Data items
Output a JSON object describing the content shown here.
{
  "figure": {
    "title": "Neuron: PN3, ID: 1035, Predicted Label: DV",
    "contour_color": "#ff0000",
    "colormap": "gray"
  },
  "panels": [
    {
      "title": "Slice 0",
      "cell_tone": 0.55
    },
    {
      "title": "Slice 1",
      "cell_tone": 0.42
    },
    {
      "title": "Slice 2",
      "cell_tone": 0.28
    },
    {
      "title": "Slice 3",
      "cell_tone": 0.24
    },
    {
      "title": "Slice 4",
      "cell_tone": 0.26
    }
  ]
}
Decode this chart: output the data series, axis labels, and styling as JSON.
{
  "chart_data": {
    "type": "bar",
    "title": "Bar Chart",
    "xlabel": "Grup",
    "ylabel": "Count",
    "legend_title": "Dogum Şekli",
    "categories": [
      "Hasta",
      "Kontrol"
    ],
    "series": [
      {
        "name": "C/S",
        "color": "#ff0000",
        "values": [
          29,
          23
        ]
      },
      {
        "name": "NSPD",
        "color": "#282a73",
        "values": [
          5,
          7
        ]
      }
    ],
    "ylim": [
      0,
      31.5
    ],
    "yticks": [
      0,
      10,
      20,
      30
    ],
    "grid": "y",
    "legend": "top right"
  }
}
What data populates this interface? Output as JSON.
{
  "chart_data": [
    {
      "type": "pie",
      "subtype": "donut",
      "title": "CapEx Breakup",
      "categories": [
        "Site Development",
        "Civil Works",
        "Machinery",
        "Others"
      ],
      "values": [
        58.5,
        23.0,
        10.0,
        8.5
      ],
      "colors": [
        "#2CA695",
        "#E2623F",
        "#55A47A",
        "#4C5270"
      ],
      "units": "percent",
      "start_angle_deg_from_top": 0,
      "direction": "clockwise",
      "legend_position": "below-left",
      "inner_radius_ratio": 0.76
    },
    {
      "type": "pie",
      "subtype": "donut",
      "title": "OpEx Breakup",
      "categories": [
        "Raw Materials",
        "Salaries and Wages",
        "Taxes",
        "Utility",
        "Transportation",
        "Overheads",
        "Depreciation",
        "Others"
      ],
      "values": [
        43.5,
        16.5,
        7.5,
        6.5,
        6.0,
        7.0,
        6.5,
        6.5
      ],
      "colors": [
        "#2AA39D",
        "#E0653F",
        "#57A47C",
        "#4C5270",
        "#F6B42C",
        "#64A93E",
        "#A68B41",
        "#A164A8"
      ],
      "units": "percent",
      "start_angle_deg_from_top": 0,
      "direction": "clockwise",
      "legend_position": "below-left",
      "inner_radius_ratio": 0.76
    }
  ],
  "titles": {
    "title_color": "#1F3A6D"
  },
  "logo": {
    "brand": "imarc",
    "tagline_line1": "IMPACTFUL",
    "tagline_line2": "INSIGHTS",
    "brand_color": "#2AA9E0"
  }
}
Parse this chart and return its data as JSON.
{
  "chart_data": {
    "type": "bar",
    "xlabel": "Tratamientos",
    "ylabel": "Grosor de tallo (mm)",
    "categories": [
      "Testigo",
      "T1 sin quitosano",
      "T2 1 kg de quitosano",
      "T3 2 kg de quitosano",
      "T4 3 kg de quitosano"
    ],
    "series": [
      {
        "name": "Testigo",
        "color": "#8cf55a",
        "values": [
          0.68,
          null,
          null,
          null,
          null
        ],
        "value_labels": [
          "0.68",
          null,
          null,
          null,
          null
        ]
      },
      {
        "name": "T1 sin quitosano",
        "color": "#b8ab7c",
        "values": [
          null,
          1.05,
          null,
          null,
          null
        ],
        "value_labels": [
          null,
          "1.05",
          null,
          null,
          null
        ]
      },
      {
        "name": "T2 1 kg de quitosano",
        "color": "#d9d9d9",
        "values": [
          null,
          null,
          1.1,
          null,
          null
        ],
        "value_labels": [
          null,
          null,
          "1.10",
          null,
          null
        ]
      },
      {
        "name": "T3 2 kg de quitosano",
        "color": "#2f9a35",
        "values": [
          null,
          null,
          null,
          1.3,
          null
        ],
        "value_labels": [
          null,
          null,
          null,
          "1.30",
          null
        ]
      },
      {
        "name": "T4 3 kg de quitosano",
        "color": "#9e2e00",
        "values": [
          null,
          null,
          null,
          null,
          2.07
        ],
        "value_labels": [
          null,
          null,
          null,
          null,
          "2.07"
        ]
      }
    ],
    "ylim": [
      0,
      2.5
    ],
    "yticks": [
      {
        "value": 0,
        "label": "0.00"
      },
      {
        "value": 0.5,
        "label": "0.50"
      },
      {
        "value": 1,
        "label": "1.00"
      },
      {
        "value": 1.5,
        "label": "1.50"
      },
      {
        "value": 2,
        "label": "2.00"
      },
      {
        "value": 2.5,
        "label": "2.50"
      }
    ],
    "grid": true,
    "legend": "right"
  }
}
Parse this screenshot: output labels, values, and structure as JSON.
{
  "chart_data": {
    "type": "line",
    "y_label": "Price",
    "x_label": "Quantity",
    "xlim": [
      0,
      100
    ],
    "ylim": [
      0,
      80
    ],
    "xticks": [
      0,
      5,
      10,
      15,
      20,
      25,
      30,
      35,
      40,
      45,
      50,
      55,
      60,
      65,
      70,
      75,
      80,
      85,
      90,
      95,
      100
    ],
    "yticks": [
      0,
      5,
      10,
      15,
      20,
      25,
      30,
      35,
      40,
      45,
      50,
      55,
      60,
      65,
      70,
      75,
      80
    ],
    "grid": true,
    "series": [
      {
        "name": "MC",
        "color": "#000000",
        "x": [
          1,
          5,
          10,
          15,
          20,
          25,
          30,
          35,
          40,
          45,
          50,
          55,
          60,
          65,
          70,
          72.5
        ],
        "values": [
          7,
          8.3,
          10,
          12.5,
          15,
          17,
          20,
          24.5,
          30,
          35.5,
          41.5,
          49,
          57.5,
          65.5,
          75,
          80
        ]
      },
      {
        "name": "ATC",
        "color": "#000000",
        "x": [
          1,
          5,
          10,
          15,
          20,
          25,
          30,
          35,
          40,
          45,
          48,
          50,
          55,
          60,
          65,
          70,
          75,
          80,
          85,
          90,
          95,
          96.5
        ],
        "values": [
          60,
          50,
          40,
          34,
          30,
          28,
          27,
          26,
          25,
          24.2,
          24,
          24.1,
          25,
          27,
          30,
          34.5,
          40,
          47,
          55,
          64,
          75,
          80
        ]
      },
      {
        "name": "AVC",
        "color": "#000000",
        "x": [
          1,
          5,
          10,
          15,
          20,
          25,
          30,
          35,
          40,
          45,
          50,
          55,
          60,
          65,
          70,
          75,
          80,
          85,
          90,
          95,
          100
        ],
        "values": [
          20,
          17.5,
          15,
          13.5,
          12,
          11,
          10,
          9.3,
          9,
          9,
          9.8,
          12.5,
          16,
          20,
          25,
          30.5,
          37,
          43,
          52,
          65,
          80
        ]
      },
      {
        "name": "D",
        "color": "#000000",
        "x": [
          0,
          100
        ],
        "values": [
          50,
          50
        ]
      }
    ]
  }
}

Problem requirements:
Return a copy of every line that includes the word "this".

Reply:
Decode this chart: output the data series, axis labels, and styling as JSON.
What data populates this interface? Output as JSON.
Parse this chart and return its data as JSON.
Parse this screenshot: output labels, values, and structure as JSON.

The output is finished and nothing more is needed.